--- Input ---
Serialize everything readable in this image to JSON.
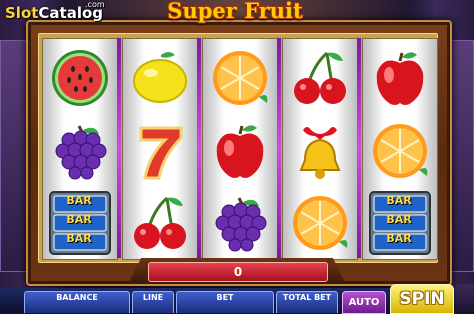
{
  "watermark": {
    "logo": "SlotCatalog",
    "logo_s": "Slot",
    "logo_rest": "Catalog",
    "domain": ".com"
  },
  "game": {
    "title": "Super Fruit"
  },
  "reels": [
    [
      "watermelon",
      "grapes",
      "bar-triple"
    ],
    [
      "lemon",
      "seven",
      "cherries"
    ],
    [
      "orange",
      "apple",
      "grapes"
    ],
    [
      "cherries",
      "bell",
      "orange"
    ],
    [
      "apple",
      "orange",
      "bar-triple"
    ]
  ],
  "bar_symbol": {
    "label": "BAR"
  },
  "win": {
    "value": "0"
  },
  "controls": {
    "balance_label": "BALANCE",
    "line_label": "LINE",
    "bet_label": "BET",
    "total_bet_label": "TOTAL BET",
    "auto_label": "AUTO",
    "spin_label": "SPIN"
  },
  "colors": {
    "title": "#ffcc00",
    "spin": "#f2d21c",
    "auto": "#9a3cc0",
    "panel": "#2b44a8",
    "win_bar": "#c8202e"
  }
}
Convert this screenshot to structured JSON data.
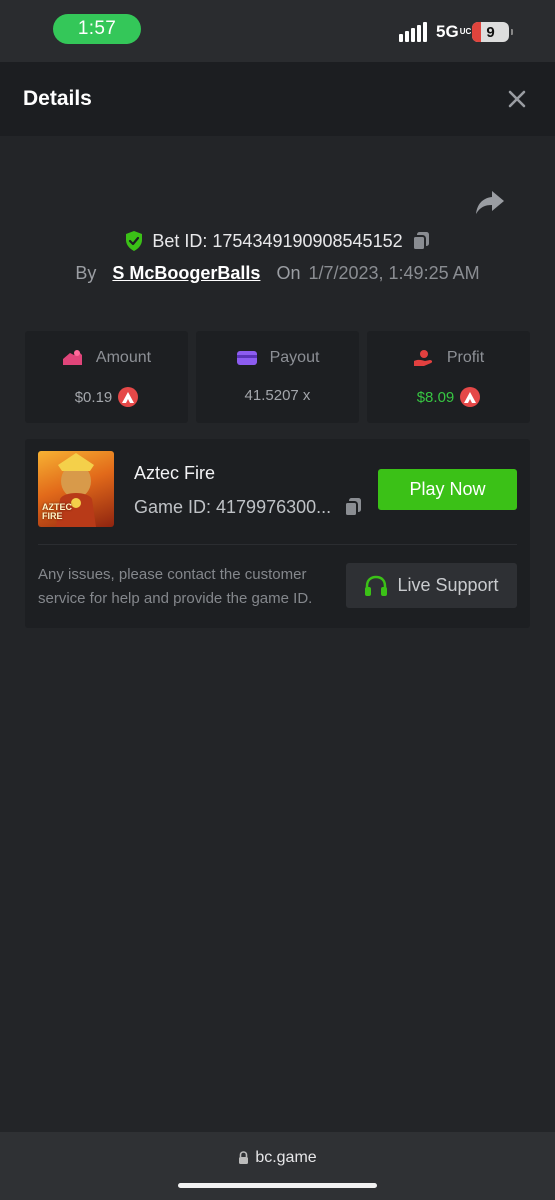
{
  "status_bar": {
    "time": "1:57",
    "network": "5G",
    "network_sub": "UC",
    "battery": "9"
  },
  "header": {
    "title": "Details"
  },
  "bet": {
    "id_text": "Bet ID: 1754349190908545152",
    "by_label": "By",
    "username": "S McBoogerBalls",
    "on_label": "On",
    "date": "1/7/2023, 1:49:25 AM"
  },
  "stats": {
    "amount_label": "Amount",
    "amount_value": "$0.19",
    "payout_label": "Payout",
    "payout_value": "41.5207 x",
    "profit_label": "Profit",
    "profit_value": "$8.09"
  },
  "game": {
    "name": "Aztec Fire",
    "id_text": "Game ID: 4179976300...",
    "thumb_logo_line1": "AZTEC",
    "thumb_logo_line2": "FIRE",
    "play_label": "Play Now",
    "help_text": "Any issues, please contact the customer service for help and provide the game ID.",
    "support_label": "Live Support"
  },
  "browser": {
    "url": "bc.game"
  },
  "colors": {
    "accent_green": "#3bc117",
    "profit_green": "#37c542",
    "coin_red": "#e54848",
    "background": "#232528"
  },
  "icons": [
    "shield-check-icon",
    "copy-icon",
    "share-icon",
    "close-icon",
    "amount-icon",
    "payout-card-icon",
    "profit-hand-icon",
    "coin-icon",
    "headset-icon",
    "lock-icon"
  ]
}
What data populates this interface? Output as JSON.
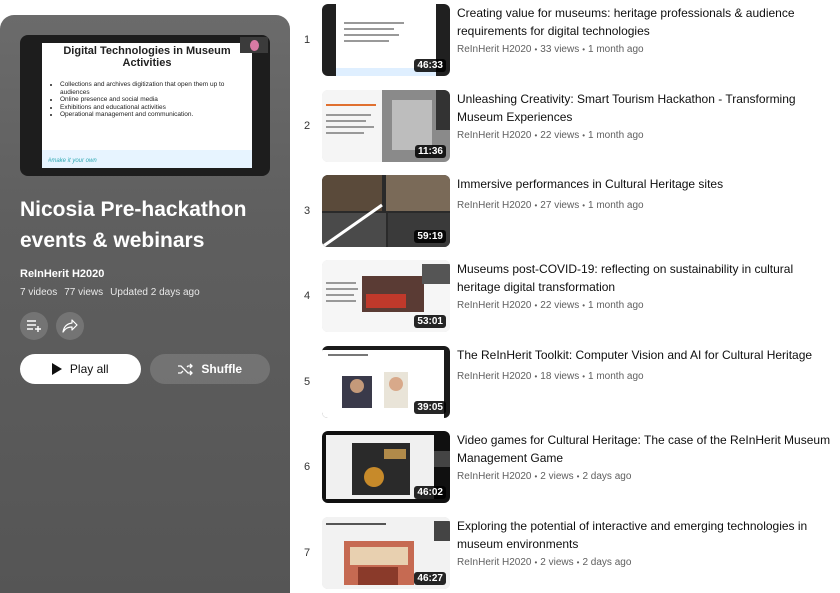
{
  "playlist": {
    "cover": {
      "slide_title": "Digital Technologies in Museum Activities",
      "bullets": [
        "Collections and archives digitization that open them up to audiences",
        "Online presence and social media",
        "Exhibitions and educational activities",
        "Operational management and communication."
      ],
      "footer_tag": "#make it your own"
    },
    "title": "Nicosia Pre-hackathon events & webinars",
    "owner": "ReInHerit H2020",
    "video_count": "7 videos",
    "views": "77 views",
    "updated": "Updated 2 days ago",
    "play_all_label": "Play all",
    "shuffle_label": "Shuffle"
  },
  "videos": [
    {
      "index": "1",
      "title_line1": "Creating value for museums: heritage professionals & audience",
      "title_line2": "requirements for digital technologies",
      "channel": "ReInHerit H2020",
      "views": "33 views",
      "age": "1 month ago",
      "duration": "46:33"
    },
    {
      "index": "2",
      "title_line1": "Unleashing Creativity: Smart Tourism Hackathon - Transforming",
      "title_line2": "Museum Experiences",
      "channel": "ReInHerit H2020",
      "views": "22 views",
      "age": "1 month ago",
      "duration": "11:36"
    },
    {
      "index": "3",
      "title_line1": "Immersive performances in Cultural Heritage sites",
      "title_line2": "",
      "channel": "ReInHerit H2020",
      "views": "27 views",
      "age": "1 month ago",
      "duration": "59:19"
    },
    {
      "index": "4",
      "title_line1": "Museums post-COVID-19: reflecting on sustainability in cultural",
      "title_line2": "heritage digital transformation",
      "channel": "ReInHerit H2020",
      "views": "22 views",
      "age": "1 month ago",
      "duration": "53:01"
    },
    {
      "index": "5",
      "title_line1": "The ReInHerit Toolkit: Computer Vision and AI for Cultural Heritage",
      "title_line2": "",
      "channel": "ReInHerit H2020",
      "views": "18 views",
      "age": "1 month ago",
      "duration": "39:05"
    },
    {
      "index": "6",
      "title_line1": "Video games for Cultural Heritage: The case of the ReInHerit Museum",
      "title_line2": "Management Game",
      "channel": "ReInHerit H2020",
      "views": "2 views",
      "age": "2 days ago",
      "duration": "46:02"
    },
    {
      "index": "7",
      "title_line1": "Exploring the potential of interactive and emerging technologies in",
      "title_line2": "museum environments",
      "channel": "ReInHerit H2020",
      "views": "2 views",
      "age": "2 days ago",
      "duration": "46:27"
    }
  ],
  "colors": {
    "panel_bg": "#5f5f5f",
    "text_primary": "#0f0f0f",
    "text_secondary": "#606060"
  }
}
---
--- Input ---
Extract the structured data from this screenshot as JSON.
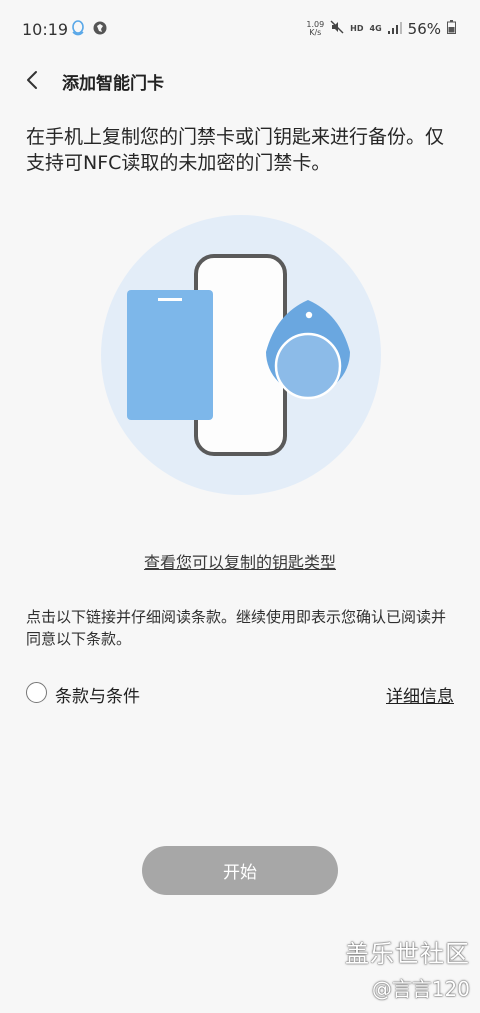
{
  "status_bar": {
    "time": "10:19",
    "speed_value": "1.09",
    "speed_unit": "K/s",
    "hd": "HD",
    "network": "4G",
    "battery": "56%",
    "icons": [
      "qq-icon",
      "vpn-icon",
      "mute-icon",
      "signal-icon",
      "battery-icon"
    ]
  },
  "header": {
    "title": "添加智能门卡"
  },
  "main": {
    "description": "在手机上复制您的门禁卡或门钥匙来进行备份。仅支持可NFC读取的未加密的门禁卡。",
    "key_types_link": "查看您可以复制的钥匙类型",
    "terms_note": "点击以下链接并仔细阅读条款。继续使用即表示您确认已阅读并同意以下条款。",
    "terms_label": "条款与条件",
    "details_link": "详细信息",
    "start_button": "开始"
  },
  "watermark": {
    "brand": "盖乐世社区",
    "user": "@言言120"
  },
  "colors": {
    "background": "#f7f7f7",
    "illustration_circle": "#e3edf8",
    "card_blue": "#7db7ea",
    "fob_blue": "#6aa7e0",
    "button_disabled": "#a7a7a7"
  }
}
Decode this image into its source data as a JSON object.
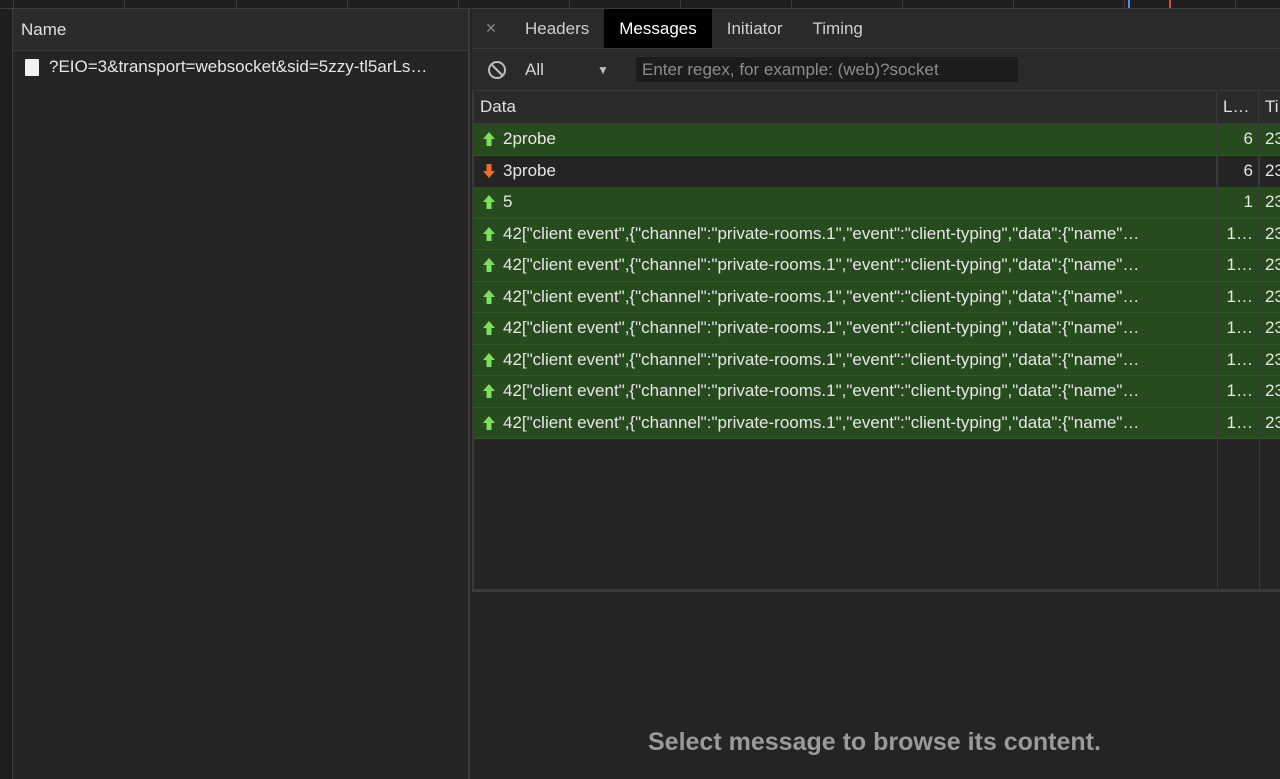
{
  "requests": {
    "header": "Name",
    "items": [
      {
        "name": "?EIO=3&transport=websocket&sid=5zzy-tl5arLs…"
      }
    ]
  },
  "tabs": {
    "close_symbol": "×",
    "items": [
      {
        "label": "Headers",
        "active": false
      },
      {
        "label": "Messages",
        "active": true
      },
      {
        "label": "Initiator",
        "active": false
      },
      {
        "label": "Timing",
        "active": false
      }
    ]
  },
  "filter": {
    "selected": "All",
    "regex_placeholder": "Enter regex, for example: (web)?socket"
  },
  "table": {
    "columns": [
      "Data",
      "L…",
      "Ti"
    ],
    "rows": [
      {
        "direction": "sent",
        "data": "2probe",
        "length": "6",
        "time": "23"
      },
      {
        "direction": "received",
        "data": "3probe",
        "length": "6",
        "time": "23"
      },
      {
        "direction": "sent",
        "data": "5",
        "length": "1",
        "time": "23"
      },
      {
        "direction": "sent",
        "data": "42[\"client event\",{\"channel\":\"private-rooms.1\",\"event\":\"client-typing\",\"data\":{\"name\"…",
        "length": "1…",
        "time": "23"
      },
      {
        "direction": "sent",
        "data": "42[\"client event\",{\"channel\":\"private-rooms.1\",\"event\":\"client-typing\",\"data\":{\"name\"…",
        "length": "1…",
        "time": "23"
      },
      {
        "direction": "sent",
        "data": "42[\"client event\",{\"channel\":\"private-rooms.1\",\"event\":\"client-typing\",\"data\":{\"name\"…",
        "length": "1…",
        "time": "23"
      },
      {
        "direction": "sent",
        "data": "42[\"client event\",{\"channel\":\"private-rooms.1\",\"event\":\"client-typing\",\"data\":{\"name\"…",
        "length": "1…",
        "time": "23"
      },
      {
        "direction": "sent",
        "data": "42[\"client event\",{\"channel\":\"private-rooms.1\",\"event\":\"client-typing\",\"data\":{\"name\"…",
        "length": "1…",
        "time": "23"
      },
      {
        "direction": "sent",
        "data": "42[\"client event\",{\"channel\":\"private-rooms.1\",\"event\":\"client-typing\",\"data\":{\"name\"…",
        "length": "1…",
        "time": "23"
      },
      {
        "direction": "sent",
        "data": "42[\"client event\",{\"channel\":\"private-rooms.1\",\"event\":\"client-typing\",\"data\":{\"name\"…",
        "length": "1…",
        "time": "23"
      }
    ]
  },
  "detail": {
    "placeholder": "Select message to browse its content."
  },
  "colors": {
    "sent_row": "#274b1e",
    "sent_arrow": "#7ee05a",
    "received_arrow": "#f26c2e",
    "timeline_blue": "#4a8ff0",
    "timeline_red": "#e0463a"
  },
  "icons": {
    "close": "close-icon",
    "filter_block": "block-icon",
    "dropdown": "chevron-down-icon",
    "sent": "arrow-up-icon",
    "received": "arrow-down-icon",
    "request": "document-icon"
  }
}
---
Search the entries for the word "this" and gather every line where it appears.

■ Final answer
Serialize everything readable in this image to JSON.
Convert this screenshot to structured JSON data.
What data populates this interface? Output as JSON.
Extract the structured data from this screenshot as JSON.
Decode this image into its source data as a JSON object.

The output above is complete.